## BEGIN Data supplied

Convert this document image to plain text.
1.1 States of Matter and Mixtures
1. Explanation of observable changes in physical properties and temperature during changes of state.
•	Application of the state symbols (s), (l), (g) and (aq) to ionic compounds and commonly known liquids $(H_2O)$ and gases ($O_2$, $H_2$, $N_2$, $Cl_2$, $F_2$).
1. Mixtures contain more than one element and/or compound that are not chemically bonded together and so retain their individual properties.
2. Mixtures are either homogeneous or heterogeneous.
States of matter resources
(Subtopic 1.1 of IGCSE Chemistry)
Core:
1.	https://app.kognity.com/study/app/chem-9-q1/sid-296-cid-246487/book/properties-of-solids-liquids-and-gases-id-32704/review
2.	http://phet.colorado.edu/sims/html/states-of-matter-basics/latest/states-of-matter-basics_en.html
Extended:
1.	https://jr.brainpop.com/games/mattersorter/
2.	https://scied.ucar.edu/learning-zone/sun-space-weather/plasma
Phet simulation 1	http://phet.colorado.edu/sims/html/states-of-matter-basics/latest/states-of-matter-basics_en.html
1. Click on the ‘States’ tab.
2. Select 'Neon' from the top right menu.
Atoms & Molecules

## END Data supplied

Write out the complete set of records exactly as given.

**Output of the exercise**
Convert this document image to plain text.
1.1 States of Matter and Mixtures
1. Explanation of observable changes in physical properties and temperature during changes of state.
•	Application of the state symbols (s), (l), (g) and (aq) to ionic compounds and commonly known liquids $(H_2O)$ and gases ($O_2$, $H_2$, $N_2$, $Cl_2$, $F_2$).
1. Mixtures contain more than one element and/or compound that are not chemically bonded together and so retain their individual properties.
2. Mixtures are either homogeneous or heterogeneous.
States of matter resources
(Subtopic 1.1 of IGCSE Chemistry)
Core:
1.	https://app.kognity.com/study/app/chem-9-q1/sid-296-cid-246487/book/properties-of-solids-liquids-and-gases-id-32704/review
2.	http://phet.colorado.edu/sims/html/states-of-matter-basics/latest/states-of-matter-basics_en.html
Extended:
1.	https://jr.brainpop.com/games/mattersorter/
2.	https://scied.ucar.edu/learning-zone/sun-space-weather/plasma
Phet simulation 1	http://phet.colorado.edu/sims/html/states-of-matter-basics/latest/states-of-matter-basics_en.html
1. Click on the ‘States’ tab.
2. Select 'Neon' from the top right menu.
Atoms & Molecules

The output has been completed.